** Short task **
Search the records for the word "我都会接着以满腔的热忱" and report each line that has it.

** Given records **
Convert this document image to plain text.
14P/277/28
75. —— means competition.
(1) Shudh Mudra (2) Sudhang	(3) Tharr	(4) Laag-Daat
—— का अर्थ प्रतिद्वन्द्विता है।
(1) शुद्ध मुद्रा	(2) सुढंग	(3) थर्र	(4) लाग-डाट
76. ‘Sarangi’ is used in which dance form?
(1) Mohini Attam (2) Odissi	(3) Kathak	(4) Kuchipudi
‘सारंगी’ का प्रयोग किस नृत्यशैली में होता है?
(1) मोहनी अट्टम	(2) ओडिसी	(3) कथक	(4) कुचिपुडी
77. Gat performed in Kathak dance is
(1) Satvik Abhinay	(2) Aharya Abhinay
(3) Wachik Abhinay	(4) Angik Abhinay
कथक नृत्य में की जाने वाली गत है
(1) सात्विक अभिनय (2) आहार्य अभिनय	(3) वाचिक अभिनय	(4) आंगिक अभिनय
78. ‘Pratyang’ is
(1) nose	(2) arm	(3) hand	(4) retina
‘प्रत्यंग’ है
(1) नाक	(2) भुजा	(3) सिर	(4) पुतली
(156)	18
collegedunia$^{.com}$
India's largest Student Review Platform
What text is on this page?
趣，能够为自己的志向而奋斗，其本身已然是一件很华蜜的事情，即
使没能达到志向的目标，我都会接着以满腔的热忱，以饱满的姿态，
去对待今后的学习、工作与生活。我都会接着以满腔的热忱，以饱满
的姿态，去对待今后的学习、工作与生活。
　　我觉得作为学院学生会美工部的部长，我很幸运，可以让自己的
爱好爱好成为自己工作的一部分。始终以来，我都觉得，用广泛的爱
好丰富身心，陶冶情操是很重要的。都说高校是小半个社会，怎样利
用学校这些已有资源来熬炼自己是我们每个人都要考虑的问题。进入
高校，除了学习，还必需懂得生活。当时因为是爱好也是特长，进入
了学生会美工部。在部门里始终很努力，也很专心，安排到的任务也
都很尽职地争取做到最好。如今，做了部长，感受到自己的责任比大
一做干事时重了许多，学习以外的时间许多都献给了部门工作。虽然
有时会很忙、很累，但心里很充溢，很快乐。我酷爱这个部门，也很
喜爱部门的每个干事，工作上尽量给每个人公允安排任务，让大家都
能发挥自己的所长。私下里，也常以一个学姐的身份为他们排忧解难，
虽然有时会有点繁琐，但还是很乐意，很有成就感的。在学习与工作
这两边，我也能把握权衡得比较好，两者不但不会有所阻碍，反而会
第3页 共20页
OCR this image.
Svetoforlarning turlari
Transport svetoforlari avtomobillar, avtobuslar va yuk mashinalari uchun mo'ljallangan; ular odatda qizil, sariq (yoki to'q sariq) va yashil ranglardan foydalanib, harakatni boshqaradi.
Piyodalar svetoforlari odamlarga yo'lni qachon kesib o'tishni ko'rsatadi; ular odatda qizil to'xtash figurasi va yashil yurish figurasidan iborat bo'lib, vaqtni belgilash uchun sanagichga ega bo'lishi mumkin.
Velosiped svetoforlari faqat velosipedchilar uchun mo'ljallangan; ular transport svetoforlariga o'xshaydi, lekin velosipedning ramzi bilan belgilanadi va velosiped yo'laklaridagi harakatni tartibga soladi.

** Problem solution **
使没能达到志向的目标，我都会接着以满腔的热忱，以饱满的姿态，
去对待今后的学习、工作与生活。我都会接着以满腔的热忱，以饱满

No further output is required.